» Supplied material:
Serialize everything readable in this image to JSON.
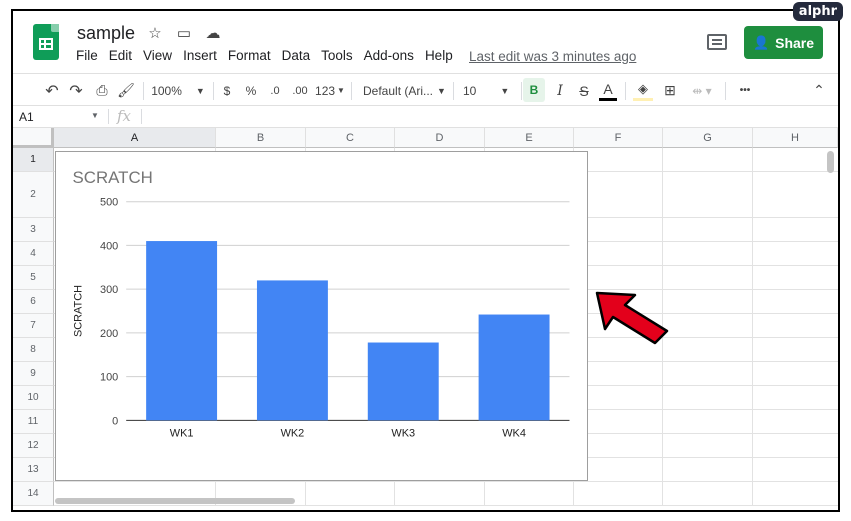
{
  "badge": "alphr",
  "doc": {
    "title": "sample",
    "last_edit": "Last edit was 3 minutes ago"
  },
  "menu": [
    "File",
    "Edit",
    "View",
    "Insert",
    "Format",
    "Data",
    "Tools",
    "Add-ons",
    "Help"
  ],
  "share_label": "Share",
  "toolbar": {
    "zoom": "100%",
    "currency": "$",
    "percent": "%",
    "dec_decrease": ".0",
    "dec_increase": ".00",
    "more_formats": "123",
    "font": "Default (Ari...",
    "font_size": "10",
    "bold": "B",
    "italic": "I",
    "strike": "S",
    "text_color": "A",
    "more": "•••"
  },
  "formula_bar": {
    "cell_ref": "A1",
    "fx": "fx"
  },
  "columns": [
    "A",
    "B",
    "C",
    "D",
    "E",
    "F",
    "G",
    "H"
  ],
  "rows": [
    "1",
    "2",
    "3",
    "4",
    "5",
    "6",
    "7",
    "8",
    "9",
    "10",
    "11",
    "12",
    "13",
    "14"
  ],
  "colors": {
    "bar": "#4285f4",
    "share": "#1e8e3e",
    "arrow": "#e3001b"
  },
  "chart_data": {
    "type": "bar",
    "title": "SCRATCH",
    "ylabel": "SCRATCH",
    "xlabel": "",
    "categories": [
      "WK1",
      "WK2",
      "WK3",
      "WK4"
    ],
    "values": [
      410,
      320,
      178,
      242
    ],
    "ylim": [
      0,
      500
    ],
    "yticks": [
      0,
      100,
      200,
      300,
      400,
      500
    ],
    "grid": true
  }
}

» Objective:
Repeat every record precisely. Any picture among them stays out of the copy.

» In response:
Serialize everything readable in this image to JSON.
{
  "badge": "alphr",
  "doc": {
    "title": "sample",
    "last_edit": "Last edit was 3 minutes ago"
  },
  "menu": [
    "File",
    "Edit",
    "View",
    "Insert",
    "Format",
    "Data",
    "Tools",
    "Add-ons",
    "Help"
  ],
  "share_label": "Share",
  "toolbar": {
    "zoom": "100%",
    "currency": "$",
    "percent": "%",
    "dec_decrease": ".0",
    "dec_increase": ".00",
    "more_formats": "123",
    "font": "Default (Ari...",
    "font_size": "10",
    "bold": "B",
    "italic": "I",
    "strike": "S",
    "text_color": "A",
    "more": "•••"
  },
  "formula_bar": {
    "cell_ref": "A1",
    "fx": "fx"
  },
  "columns": [
    "A",
    "B",
    "C",
    "D",
    "E",
    "F",
    "G",
    "H"
  ],
  "rows": [
    "1",
    "2",
    "3",
    "4",
    "5",
    "6",
    "7",
    "8",
    "9",
    "10",
    "11",
    "12",
    "13",
    "14"
  ],
  "colors": {
    "bar": "#4285f4",
    "share": "#1e8e3e",
    "arrow": "#e3001b"
  },
  "chart_data": {
    "type": "bar",
    "title": "SCRATCH",
    "ylabel": "SCRATCH",
    "xlabel": "",
    "categories": [
      "WK1",
      "WK2",
      "WK3",
      "WK4"
    ],
    "values": [
      410,
      320,
      178,
      242
    ],
    "ylim": [
      0,
      500
    ],
    "yticks": [
      0,
      100,
      200,
      300,
      400,
      500
    ],
    "grid": true
  }
}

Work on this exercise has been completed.